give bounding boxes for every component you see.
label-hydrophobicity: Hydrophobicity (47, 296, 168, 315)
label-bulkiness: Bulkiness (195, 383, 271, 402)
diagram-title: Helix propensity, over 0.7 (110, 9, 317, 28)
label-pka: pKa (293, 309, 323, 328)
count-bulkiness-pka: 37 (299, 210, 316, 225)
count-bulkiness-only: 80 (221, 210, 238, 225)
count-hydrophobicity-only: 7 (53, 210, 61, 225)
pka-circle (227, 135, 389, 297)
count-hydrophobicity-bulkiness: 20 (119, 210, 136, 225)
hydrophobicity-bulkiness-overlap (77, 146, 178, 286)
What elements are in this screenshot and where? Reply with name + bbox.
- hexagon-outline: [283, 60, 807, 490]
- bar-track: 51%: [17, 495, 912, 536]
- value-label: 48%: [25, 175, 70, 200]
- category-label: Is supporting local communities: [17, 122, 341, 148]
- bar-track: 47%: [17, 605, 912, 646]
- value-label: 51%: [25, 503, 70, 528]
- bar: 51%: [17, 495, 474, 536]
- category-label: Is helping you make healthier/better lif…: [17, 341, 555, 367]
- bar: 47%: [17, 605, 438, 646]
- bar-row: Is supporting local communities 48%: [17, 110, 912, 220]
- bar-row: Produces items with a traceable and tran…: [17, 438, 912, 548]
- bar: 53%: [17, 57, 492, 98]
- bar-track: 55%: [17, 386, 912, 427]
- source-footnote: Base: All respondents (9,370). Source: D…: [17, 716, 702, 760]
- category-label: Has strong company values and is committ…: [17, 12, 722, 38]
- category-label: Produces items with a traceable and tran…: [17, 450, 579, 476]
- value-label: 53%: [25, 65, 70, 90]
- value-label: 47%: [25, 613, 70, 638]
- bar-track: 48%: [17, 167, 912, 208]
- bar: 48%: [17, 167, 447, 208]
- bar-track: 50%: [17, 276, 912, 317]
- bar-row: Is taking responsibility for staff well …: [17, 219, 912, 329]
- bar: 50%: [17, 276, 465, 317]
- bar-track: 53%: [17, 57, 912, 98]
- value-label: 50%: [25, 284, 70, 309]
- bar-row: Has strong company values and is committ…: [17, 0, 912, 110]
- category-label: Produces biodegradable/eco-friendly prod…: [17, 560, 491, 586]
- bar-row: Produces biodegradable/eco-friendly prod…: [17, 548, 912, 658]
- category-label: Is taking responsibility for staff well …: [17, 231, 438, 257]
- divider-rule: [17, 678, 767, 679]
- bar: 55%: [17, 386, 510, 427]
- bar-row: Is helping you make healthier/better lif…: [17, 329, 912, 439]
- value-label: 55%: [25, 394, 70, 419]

------------------------------------

◆ **Exercise**: Write out every line of the records above word for word, leaving nothing out.

◆ **Written reply**:
give bounding boxes for every component you see.
label-hydrophobicity: Hydrophobicity (47, 296, 168, 315)
label-bulkiness: Bulkiness (195, 383, 271, 402)
diagram-title: Helix propensity, over 0.7 (110, 9, 317, 28)
label-pka: pKa (293, 309, 323, 328)
count-bulkiness-pka: 37 (299, 210, 316, 225)
count-bulkiness-only: 80 (221, 210, 238, 225)
count-hydrophobicity-only: 7 (53, 210, 61, 225)
pka-circle (227, 135, 389, 297)
count-hydrophobicity-bulkiness: 20 (119, 210, 136, 225)
hydrophobicity-bulkiness-overlap (77, 146, 178, 286)
What elements are in this screenshot and where? Reply with name + bbox.
- hexagon-outline: [283, 60, 807, 490]
- bar-track: 51%: [17, 495, 912, 536]
- value-label: 48%: [25, 175, 70, 200]
- category-label: Is supporting local communities: [17, 122, 341, 148]
- bar-track: 47%: [17, 605, 912, 646]
- value-label: 51%: [25, 503, 70, 528]
- bar: 51%: [17, 495, 474, 536]
- category-label: Is helping you make healthier/better lif…: [17, 341, 555, 367]
- bar: 47%: [17, 605, 438, 646]
- bar-row: Is supporting local communities 48%: [17, 110, 912, 220]
- bar-row: Produces items with a traceable and tran…: [17, 438, 912, 548]
- bar: 53%: [17, 57, 492, 98]
- bar-track: 55%: [17, 386, 912, 427]
- source-footnote: Base: All respondents (9,370). Source: D…: [17, 716, 702, 760]
- category-label: Has strong company values and is committ…: [17, 12, 722, 38]
- category-label: Produces items with a traceable and tran…: [17, 450, 579, 476]
- value-label: 53%: [25, 65, 70, 90]
- value-label: 47%: [25, 613, 70, 638]
- bar-track: 48%: [17, 167, 912, 208]
- bar: 48%: [17, 167, 447, 208]
- bar-track: 50%: [17, 276, 912, 317]
- bar-row: Is taking responsibility for staff well …: [17, 219, 912, 329]
- bar: 50%: [17, 276, 465, 317]
- bar-track: 53%: [17, 57, 912, 98]
- value-label: 50%: [25, 284, 70, 309]
- bar-row: Has strong company values and is committ…: [17, 0, 912, 110]
- category-label: Produces biodegradable/eco-friendly prod…: [17, 560, 491, 586]
- bar-row: Produces biodegradable/eco-friendly prod…: [17, 548, 912, 658]
- category-label: Is taking responsibility for staff well …: [17, 231, 438, 257]
- divider-rule: [17, 678, 767, 679]
- bar: 55%: [17, 386, 510, 427]
- bar-row: Is helping you make healthier/better lif…: [17, 329, 912, 439]
- value-label: 55%: [25, 394, 70, 419]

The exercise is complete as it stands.